#### [Work instructions]
Copy out all lines where "title" appears.
========================
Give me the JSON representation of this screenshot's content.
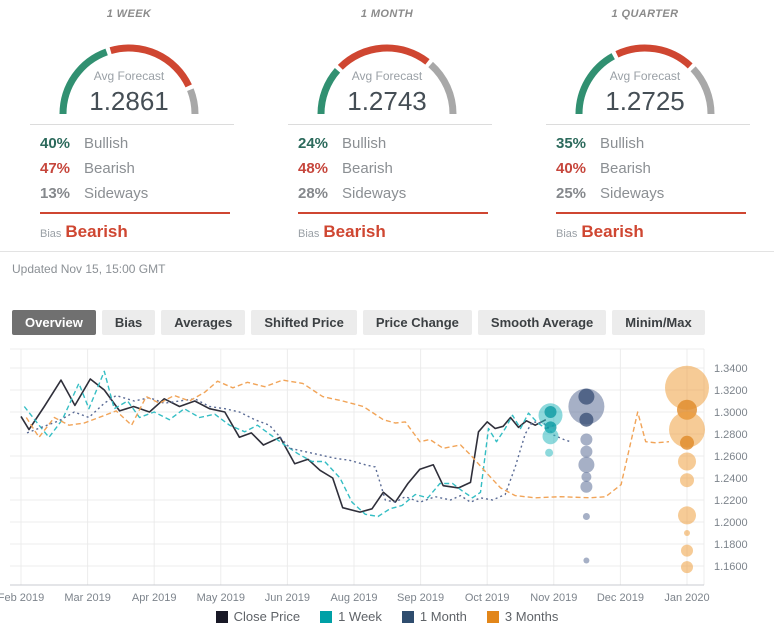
{
  "colors": {
    "bullish": "#319071",
    "bearish": "#cf4631",
    "sideways": "#a8a8a8",
    "grid": "#ececec",
    "axis": "#c8cbd0",
    "axis_text": "#7d848c"
  },
  "panels": [
    {
      "title": "1 WEEK",
      "avg_forecast_label": "Avg Forecast",
      "avg_forecast_value": "1.2861",
      "gauge": {
        "bullish": 40,
        "bearish": 47,
        "sideways": 13
      },
      "rows": [
        {
          "value": "40%",
          "label": "Bullish"
        },
        {
          "value": "47%",
          "label": "Bearish"
        },
        {
          "value": "13%",
          "label": "Sideways"
        }
      ],
      "bias_label": "Bias",
      "bias_value": "Bearish"
    },
    {
      "title": "1 MONTH",
      "avg_forecast_label": "Avg Forecast",
      "avg_forecast_value": "1.2743",
      "gauge": {
        "bullish": 24,
        "bearish": 48,
        "sideways": 28
      },
      "rows": [
        {
          "value": "24%",
          "label": "Bullish"
        },
        {
          "value": "48%",
          "label": "Bearish"
        },
        {
          "value": "28%",
          "label": "Sideways"
        }
      ],
      "bias_label": "Bias",
      "bias_value": "Bearish"
    },
    {
      "title": "1 QUARTER",
      "avg_forecast_label": "Avg Forecast",
      "avg_forecast_value": "1.2725",
      "gauge": {
        "bullish": 35,
        "bearish": 40,
        "sideways": 25
      },
      "rows": [
        {
          "value": "35%",
          "label": "Bullish"
        },
        {
          "value": "40%",
          "label": "Bearish"
        },
        {
          "value": "25%",
          "label": "Sideways"
        }
      ],
      "bias_label": "Bias",
      "bias_value": "Bearish"
    }
  ],
  "updated": "Updated Nov 15, 15:00 GMT",
  "tabs": [
    {
      "label": "Overview",
      "active": true
    },
    {
      "label": "Bias",
      "active": false
    },
    {
      "label": "Averages",
      "active": false
    },
    {
      "label": "Shifted Price",
      "active": false
    },
    {
      "label": "Price Change",
      "active": false
    },
    {
      "label": "Smooth Average",
      "active": false
    },
    {
      "label": "Minim/Max",
      "active": false
    }
  ],
  "chart_data": {
    "type": "line",
    "x_axis": {
      "labels": [
        "Feb 2019",
        "Mar 2019",
        "Apr 2019",
        "May 2019",
        "Jun 2019",
        "Aug 2019",
        "Sep 2019",
        "Oct 2019",
        "Nov 2019",
        "Dec 2019",
        "Jan 2020"
      ]
    },
    "y_axis": {
      "labels": [
        "1.3400",
        "1.3200",
        "1.3000",
        "1.2800",
        "1.2600",
        "1.2400",
        "1.2200",
        "1.2000",
        "1.1800",
        "1.1600"
      ],
      "min": 1.16,
      "max": 1.34,
      "step": 0.02
    },
    "grid": true,
    "legend_position": "bottom",
    "series": [
      {
        "name": "Close Price",
        "color": "#2f2f3a",
        "dash": "",
        "width": 1.6,
        "bubble_light": "#2f2f3a",
        "bubble_dark": "#2f2f3a",
        "points": [
          [
            0,
            1.296
          ],
          [
            0.12,
            1.284
          ],
          [
            0.35,
            1.305
          ],
          [
            0.6,
            1.329
          ],
          [
            0.81,
            1.306
          ],
          [
            1.04,
            1.33
          ],
          [
            1.25,
            1.32
          ],
          [
            1.48,
            1.301
          ],
          [
            1.69,
            1.305
          ],
          [
            1.93,
            1.3
          ],
          [
            2.15,
            1.312
          ],
          [
            2.38,
            1.305
          ],
          [
            2.61,
            1.31
          ],
          [
            2.83,
            1.303
          ],
          [
            3.06,
            1.3
          ],
          [
            3.28,
            1.277
          ],
          [
            3.46,
            1.281
          ],
          [
            3.64,
            1.27
          ],
          [
            3.89,
            1.277
          ],
          [
            4.11,
            1.253
          ],
          [
            4.31,
            1.257
          ],
          [
            4.49,
            1.247
          ],
          [
            4.68,
            1.24
          ],
          [
            4.83,
            1.213
          ],
          [
            5.09,
            1.209
          ],
          [
            5.27,
            1.212
          ],
          [
            5.44,
            1.227
          ],
          [
            5.62,
            1.218
          ],
          [
            5.81,
            1.235
          ],
          [
            5.99,
            1.248
          ],
          [
            6.19,
            1.252
          ],
          [
            6.34,
            1.233
          ],
          [
            6.57,
            1.231
          ],
          [
            6.75,
            1.236
          ],
          [
            6.87,
            1.282
          ],
          [
            7,
            1.291
          ],
          [
            7.12,
            1.285
          ],
          [
            7.24,
            1.287
          ],
          [
            7.35,
            1.295
          ],
          [
            7.47,
            1.286
          ],
          [
            7.59,
            1.292
          ],
          [
            7.72,
            1.288
          ],
          [
            7.88,
            1.293
          ]
        ]
      },
      {
        "name": "1 Week",
        "color": "#35bec4",
        "dash": "5 3",
        "width": 1.4,
        "bubble_light": "#2fb9bf",
        "bubble_dark": "#0d9aa2",
        "points": [
          [
            0.05,
            1.305
          ],
          [
            0.27,
            1.288
          ],
          [
            0.42,
            1.277
          ],
          [
            0.62,
            1.293
          ],
          [
            0.87,
            1.326
          ],
          [
            1.02,
            1.303
          ],
          [
            1.25,
            1.337
          ],
          [
            1.4,
            1.303
          ],
          [
            1.6,
            1.31
          ],
          [
            1.78,
            1.295
          ],
          [
            2,
            1.3
          ],
          [
            2.23,
            1.293
          ],
          [
            2.45,
            1.303
          ],
          [
            2.68,
            1.295
          ],
          [
            2.91,
            1.298
          ],
          [
            3.13,
            1.288
          ],
          [
            3.36,
            1.282
          ],
          [
            3.55,
            1.288
          ],
          [
            3.73,
            1.28
          ],
          [
            3.96,
            1.27
          ],
          [
            4.16,
            1.262
          ],
          [
            4.37,
            1.255
          ],
          [
            4.56,
            1.255
          ],
          [
            4.79,
            1.24
          ],
          [
            4.97,
            1.218
          ],
          [
            5.17,
            1.207
          ],
          [
            5.36,
            1.205
          ],
          [
            5.54,
            1.212
          ],
          [
            5.72,
            1.215
          ],
          [
            5.92,
            1.225
          ],
          [
            6.11,
            1.222
          ],
          [
            6.29,
            1.235
          ],
          [
            6.48,
            1.235
          ],
          [
            6.63,
            1.228
          ],
          [
            6.78,
            1.222
          ],
          [
            6.9,
            1.227
          ],
          [
            7.02,
            1.285
          ],
          [
            7.14,
            1.273
          ],
          [
            7.27,
            1.285
          ],
          [
            7.38,
            1.297
          ],
          [
            7.5,
            1.285
          ],
          [
            7.62,
            1.299
          ],
          [
            7.76,
            1.29
          ],
          [
            7.88,
            1.285
          ],
          [
            8,
            1.288
          ]
        ]
      },
      {
        "name": "1 Month",
        "color": "#5a6b95",
        "dash": "2 3",
        "width": 1.4,
        "bubble_light": "#5d7097",
        "bubble_dark": "#3d5278",
        "points": [
          [
            0.09,
            1.281
          ],
          [
            0.35,
            1.287
          ],
          [
            0.57,
            1.292
          ],
          [
            0.8,
            1.3
          ],
          [
            1.02,
            1.295
          ],
          [
            1.25,
            1.308
          ],
          [
            1.43,
            1.315
          ],
          [
            1.7,
            1.31
          ],
          [
            1.93,
            1.313
          ],
          [
            2.15,
            1.308
          ],
          [
            2.38,
            1.31
          ],
          [
            2.61,
            1.312
          ],
          [
            2.83,
            1.305
          ],
          [
            3.06,
            1.303
          ],
          [
            3.28,
            1.3
          ],
          [
            3.51,
            1.293
          ],
          [
            3.73,
            1.288
          ],
          [
            4.04,
            1.267
          ],
          [
            4.26,
            1.264
          ],
          [
            4.49,
            1.261
          ],
          [
            4.71,
            1.258
          ],
          [
            4.94,
            1.256
          ],
          [
            5.17,
            1.252
          ],
          [
            5.32,
            1.25
          ],
          [
            5.47,
            1.22
          ],
          [
            5.62,
            1.218
          ],
          [
            5.77,
            1.223
          ],
          [
            5.99,
            1.218
          ],
          [
            6.22,
            1.223
          ],
          [
            6.45,
            1.22
          ],
          [
            6.6,
            1.224
          ],
          [
            6.75,
            1.218
          ],
          [
            6.9,
            1.222
          ],
          [
            7.08,
            1.22
          ],
          [
            7.27,
            1.225
          ],
          [
            7.42,
            1.25
          ],
          [
            7.57,
            1.28
          ],
          [
            7.68,
            1.291
          ],
          [
            7.85,
            1.29
          ],
          [
            8,
            1.279
          ],
          [
            8.15,
            1.275
          ],
          [
            8.25,
            1.273
          ]
        ]
      },
      {
        "name": "3 Months",
        "color": "#f1a458",
        "dash": "5 3",
        "width": 1.4,
        "bubble_light": "#efa03f",
        "bubble_dark": "#e08a28",
        "points": [
          [
            0.08,
            1.295
          ],
          [
            0.27,
            1.277
          ],
          [
            0.5,
            1.295
          ],
          [
            0.72,
            1.288
          ],
          [
            0.95,
            1.29
          ],
          [
            1.17,
            1.295
          ],
          [
            1.43,
            1.301
          ],
          [
            1.66,
            1.288
          ],
          [
            1.88,
            1.314
          ],
          [
            2.08,
            1.308
          ],
          [
            2.3,
            1.315
          ],
          [
            2.53,
            1.31
          ],
          [
            2.76,
            1.318
          ],
          [
            2.95,
            1.328
          ],
          [
            3.18,
            1.322
          ],
          [
            3.4,
            1.327
          ],
          [
            3.66,
            1.323
          ],
          [
            3.93,
            1.329
          ],
          [
            4.23,
            1.326
          ],
          [
            4.53,
            1.314
          ],
          [
            4.83,
            1.31
          ],
          [
            5.14,
            1.305
          ],
          [
            5.44,
            1.293
          ],
          [
            5.62,
            1.29
          ],
          [
            5.77,
            1.291
          ],
          [
            5.99,
            1.273
          ],
          [
            6.14,
            1.275
          ],
          [
            6.34,
            1.267
          ],
          [
            6.6,
            1.27
          ],
          [
            6.75,
            1.261
          ],
          [
            6.97,
            1.246
          ],
          [
            7.2,
            1.231
          ],
          [
            7.42,
            1.224
          ],
          [
            7.72,
            1.222
          ],
          [
            8.1,
            1.223
          ],
          [
            8.55,
            1.222
          ],
          [
            8.78,
            1.223
          ],
          [
            9.01,
            1.234
          ],
          [
            9.26,
            1.3
          ],
          [
            9.38,
            1.273
          ],
          [
            9.53,
            1.272
          ],
          [
            9.73,
            1.273
          ]
        ]
      }
    ],
    "bubbles": [
      {
        "series": "1 Week",
        "t": 7.95,
        "value": 1.297,
        "r": 12,
        "tone": "light"
      },
      {
        "series": "1 Week",
        "t": 7.95,
        "value": 1.3,
        "r": 6,
        "tone": "dark"
      },
      {
        "series": "1 Week",
        "t": 7.95,
        "value": 1.286,
        "r": 6,
        "tone": "dark"
      },
      {
        "series": "1 Week",
        "t": 7.95,
        "value": 1.278,
        "r": 8,
        "tone": "light"
      },
      {
        "series": "1 Week",
        "t": 7.93,
        "value": 1.263,
        "r": 4,
        "tone": "light"
      },
      {
        "series": "1 Month",
        "t": 8.49,
        "value": 1.305,
        "r": 18,
        "tone": "light"
      },
      {
        "series": "1 Month",
        "t": 8.49,
        "value": 1.314,
        "r": 8,
        "tone": "dark"
      },
      {
        "series": "1 Month",
        "t": 8.49,
        "value": 1.293,
        "r": 7,
        "tone": "dark"
      },
      {
        "series": "1 Month",
        "t": 8.49,
        "value": 1.275,
        "r": 6,
        "tone": "light"
      },
      {
        "series": "1 Month",
        "t": 8.49,
        "value": 1.264,
        "r": 6,
        "tone": "light"
      },
      {
        "series": "1 Month",
        "t": 8.49,
        "value": 1.252,
        "r": 8,
        "tone": "light"
      },
      {
        "series": "1 Month",
        "t": 8.49,
        "value": 1.241,
        "r": 5,
        "tone": "light"
      },
      {
        "series": "1 Month",
        "t": 8.49,
        "value": 1.232,
        "r": 6,
        "tone": "light"
      },
      {
        "series": "1 Month",
        "t": 8.49,
        "value": 1.205,
        "r": 3.5,
        "tone": "light"
      },
      {
        "series": "1 Month",
        "t": 8.49,
        "value": 1.165,
        "r": 3,
        "tone": "light"
      },
      {
        "series": "3 Months",
        "t": 10,
        "value": 1.322,
        "r": 22,
        "tone": "light"
      },
      {
        "series": "3 Months",
        "t": 10,
        "value": 1.302,
        "r": 10,
        "tone": "dark"
      },
      {
        "series": "3 Months",
        "t": 10,
        "value": 1.284,
        "r": 18,
        "tone": "light"
      },
      {
        "series": "3 Months",
        "t": 10,
        "value": 1.272,
        "r": 7,
        "tone": "dark"
      },
      {
        "series": "3 Months",
        "t": 10,
        "value": 1.255,
        "r": 9,
        "tone": "light"
      },
      {
        "series": "3 Months",
        "t": 10,
        "value": 1.238,
        "r": 7,
        "tone": "light"
      },
      {
        "series": "3 Months",
        "t": 10,
        "value": 1.206,
        "r": 9,
        "tone": "light"
      },
      {
        "series": "3 Months",
        "t": 10,
        "value": 1.19,
        "r": 3,
        "tone": "light"
      },
      {
        "series": "3 Months",
        "t": 10,
        "value": 1.174,
        "r": 6,
        "tone": "light"
      },
      {
        "series": "3 Months",
        "t": 10,
        "value": 1.159,
        "r": 6,
        "tone": "light"
      }
    ],
    "legend": [
      {
        "label": "Close Price",
        "color": "#181826"
      },
      {
        "label": "1 Week",
        "color": "#00a0a6"
      },
      {
        "label": "1 Month",
        "color": "#2f4d6e"
      },
      {
        "label": "3 Months",
        "color": "#e2861a"
      }
    ]
  }
}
========================
#### [Written response]
      "title": "1 WEEK",
      "title": "1 MONTH",
      "title": "1 QUARTER",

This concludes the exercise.